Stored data
● ● ● ● ●
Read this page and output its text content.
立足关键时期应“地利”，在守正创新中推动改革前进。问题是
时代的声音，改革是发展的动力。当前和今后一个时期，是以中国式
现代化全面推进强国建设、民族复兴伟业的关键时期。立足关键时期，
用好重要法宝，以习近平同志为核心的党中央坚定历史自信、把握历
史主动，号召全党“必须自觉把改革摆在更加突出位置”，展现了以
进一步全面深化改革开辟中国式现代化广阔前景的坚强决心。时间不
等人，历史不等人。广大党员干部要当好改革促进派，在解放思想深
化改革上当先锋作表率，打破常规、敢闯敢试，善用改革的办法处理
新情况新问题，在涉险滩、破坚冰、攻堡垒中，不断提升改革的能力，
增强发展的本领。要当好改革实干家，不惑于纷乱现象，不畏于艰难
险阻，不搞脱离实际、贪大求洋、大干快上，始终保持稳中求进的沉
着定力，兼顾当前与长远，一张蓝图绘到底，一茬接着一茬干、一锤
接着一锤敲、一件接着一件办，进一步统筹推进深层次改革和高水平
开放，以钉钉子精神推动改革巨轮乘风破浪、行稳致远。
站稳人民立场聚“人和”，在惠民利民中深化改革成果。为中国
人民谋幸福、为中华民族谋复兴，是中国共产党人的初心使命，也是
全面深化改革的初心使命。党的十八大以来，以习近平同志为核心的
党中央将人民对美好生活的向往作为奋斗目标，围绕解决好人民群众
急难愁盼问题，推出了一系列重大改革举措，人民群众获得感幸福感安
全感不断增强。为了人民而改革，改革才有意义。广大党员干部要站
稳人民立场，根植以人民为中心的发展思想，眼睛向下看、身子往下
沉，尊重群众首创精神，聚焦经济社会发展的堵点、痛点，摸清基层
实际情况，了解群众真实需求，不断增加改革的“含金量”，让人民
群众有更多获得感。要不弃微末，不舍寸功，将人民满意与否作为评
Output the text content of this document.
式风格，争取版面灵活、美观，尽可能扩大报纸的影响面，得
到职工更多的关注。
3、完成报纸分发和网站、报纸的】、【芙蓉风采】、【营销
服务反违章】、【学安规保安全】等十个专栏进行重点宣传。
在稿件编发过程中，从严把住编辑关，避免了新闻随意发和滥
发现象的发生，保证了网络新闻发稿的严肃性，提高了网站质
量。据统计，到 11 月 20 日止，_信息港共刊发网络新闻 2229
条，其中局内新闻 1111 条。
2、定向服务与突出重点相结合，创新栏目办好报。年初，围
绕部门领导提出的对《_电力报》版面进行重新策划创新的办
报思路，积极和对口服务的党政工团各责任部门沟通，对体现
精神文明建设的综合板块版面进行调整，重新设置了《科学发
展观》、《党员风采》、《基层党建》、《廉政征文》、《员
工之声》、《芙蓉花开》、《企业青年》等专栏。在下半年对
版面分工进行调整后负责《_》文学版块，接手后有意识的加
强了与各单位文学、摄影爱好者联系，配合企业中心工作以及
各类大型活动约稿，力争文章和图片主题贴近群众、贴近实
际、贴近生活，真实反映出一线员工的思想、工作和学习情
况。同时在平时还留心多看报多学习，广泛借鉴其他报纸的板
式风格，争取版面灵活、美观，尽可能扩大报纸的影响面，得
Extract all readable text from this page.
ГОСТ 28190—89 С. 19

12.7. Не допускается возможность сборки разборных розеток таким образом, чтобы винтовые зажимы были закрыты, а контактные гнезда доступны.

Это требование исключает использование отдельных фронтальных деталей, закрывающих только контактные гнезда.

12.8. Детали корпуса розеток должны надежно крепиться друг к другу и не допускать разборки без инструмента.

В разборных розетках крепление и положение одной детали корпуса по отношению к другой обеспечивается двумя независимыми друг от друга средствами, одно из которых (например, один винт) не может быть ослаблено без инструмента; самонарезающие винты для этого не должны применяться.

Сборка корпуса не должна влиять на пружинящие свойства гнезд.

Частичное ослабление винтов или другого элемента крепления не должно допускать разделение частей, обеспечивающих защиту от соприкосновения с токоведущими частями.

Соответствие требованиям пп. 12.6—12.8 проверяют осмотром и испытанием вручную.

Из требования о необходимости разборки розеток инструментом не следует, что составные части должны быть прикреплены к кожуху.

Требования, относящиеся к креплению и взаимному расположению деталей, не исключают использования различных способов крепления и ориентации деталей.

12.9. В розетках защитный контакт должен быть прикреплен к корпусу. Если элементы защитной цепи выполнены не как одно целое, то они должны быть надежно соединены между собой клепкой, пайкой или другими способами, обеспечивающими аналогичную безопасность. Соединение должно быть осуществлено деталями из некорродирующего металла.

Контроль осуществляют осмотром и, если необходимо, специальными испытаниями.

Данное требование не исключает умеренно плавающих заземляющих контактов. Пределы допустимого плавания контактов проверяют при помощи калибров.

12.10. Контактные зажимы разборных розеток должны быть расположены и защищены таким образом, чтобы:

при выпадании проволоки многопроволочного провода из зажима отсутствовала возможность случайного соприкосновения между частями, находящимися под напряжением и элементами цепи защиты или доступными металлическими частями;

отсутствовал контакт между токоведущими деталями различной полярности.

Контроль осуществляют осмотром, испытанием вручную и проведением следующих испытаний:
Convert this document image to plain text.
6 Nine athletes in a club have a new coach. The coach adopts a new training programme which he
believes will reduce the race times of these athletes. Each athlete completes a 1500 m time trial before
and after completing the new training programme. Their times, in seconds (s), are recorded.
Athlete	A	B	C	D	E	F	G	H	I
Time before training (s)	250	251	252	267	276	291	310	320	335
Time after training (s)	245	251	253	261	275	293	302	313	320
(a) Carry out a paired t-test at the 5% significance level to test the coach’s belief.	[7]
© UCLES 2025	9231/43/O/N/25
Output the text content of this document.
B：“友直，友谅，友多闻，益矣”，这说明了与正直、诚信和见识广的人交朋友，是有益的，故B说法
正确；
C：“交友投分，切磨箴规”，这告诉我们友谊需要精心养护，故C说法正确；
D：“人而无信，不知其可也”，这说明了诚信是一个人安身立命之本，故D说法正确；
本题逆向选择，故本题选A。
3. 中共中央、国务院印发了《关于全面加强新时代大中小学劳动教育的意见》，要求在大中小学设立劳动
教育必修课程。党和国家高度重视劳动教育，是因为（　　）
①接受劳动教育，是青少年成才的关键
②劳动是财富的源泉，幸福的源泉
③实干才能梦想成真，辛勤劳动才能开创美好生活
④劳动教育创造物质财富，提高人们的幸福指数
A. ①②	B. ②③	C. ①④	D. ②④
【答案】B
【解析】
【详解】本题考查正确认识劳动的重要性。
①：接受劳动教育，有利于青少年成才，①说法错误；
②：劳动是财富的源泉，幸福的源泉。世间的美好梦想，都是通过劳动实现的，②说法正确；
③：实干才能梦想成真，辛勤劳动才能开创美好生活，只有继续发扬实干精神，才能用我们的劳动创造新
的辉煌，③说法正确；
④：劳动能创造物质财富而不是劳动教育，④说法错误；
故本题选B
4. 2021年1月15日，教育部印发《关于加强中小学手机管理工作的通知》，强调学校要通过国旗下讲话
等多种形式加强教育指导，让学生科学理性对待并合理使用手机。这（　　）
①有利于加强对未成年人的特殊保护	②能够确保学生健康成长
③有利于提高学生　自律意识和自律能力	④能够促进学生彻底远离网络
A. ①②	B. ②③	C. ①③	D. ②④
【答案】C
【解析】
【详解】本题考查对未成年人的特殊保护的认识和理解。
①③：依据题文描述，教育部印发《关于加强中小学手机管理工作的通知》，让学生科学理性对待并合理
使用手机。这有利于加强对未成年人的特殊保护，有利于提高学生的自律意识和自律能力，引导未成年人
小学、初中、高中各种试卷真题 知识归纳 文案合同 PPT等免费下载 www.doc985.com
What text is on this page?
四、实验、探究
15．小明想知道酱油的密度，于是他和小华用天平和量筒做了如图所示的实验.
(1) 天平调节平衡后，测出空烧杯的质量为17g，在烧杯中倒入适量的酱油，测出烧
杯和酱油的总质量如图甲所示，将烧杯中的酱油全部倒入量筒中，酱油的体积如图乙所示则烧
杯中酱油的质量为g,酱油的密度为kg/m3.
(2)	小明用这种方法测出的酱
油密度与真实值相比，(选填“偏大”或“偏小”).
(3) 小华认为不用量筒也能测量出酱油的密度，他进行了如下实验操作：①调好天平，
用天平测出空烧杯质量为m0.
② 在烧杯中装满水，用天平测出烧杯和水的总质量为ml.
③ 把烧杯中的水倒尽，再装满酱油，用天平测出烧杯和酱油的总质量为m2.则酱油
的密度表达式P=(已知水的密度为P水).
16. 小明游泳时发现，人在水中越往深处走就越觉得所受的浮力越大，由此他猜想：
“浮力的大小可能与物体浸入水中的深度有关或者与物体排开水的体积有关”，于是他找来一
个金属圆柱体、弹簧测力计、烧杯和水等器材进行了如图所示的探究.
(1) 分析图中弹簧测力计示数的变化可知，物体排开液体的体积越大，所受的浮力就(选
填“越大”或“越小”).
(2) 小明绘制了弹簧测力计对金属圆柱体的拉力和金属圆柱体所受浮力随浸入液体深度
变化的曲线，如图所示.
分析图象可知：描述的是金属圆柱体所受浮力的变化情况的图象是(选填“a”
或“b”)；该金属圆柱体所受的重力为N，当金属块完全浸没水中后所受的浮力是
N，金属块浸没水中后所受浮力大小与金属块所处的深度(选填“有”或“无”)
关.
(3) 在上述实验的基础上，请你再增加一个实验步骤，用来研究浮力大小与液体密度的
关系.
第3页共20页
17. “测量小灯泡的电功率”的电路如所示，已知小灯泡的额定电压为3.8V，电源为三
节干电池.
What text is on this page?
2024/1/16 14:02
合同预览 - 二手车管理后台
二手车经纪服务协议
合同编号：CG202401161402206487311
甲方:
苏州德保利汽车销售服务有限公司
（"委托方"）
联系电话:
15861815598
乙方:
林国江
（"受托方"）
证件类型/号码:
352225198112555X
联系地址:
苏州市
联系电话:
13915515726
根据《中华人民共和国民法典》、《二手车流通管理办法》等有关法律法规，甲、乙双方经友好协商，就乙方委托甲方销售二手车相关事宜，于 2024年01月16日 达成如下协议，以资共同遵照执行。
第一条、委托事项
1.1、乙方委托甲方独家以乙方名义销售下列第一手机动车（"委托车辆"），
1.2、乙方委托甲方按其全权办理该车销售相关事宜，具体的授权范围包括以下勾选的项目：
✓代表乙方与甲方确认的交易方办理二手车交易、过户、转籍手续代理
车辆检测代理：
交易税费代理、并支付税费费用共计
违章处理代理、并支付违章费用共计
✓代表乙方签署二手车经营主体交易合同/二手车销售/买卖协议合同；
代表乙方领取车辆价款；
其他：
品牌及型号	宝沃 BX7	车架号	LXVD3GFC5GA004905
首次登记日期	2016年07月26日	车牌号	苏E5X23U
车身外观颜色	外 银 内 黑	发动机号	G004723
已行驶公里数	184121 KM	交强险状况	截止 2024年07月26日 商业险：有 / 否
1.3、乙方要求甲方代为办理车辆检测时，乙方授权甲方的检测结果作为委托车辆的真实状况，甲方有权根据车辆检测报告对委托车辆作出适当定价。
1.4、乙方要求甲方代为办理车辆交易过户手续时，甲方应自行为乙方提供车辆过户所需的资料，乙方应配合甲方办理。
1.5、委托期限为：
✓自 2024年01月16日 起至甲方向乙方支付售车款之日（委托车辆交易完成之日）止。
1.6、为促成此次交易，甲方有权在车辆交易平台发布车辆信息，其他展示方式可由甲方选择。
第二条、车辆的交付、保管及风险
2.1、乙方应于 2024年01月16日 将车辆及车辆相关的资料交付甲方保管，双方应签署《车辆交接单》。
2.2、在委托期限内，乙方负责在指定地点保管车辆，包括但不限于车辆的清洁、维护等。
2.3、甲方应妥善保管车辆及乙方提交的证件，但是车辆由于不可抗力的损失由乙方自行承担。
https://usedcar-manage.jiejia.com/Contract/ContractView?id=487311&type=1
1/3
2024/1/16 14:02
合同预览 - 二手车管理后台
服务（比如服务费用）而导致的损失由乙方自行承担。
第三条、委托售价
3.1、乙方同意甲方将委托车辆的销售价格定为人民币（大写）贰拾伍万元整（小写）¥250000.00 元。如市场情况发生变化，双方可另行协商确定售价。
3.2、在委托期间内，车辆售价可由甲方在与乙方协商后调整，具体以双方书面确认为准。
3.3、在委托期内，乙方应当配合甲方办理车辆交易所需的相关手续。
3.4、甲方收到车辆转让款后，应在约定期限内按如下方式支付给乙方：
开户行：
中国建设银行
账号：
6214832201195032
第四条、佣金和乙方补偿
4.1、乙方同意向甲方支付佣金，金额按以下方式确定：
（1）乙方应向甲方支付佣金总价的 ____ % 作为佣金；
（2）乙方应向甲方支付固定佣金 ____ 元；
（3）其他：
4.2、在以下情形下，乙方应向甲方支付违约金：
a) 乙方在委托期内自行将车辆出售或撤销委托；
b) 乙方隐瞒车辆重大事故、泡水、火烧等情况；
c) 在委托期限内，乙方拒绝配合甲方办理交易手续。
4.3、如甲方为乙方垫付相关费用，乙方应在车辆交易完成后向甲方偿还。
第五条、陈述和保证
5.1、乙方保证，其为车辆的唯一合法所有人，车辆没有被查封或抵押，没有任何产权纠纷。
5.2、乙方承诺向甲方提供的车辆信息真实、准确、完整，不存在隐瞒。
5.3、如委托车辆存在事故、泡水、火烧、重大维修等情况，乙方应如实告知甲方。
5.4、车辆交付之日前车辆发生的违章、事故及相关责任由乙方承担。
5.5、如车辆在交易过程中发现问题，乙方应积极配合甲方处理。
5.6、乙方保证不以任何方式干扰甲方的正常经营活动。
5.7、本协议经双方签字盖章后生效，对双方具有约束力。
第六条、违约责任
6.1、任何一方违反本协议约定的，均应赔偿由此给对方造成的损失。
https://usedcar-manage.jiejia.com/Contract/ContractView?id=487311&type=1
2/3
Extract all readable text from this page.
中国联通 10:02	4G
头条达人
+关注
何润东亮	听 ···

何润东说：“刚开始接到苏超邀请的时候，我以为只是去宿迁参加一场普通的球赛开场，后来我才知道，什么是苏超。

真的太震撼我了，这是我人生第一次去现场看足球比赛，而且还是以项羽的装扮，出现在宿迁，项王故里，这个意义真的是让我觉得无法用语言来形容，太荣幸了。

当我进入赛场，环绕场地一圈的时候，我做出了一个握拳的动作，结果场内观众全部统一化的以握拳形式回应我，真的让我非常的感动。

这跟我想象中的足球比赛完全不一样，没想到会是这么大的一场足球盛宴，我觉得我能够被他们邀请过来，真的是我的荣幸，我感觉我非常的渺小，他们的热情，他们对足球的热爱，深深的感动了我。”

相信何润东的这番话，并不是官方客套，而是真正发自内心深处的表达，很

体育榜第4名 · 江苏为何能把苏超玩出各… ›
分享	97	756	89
● ● ● ● ●
Look above for lines with the word "цепи" and copy them all.

12.9. В розетках защитный контакт должен быть прикреплен к корпусу. Если элементы защитной цепи выполнены не как одно целое, то они должны быть надежно соединены между собой клепкой, пайкой или другими способами, обеспечивающими аналогичную безопасность. Соединение должно быть осуществлено деталями из некорродирующего металла.
при выпадании проволоки многопроволочного провода из зажима отсутствовала возможность случайного соприкосновения между частями, находящимися под напряжением и элементами цепи защиты или доступными металлическими частями;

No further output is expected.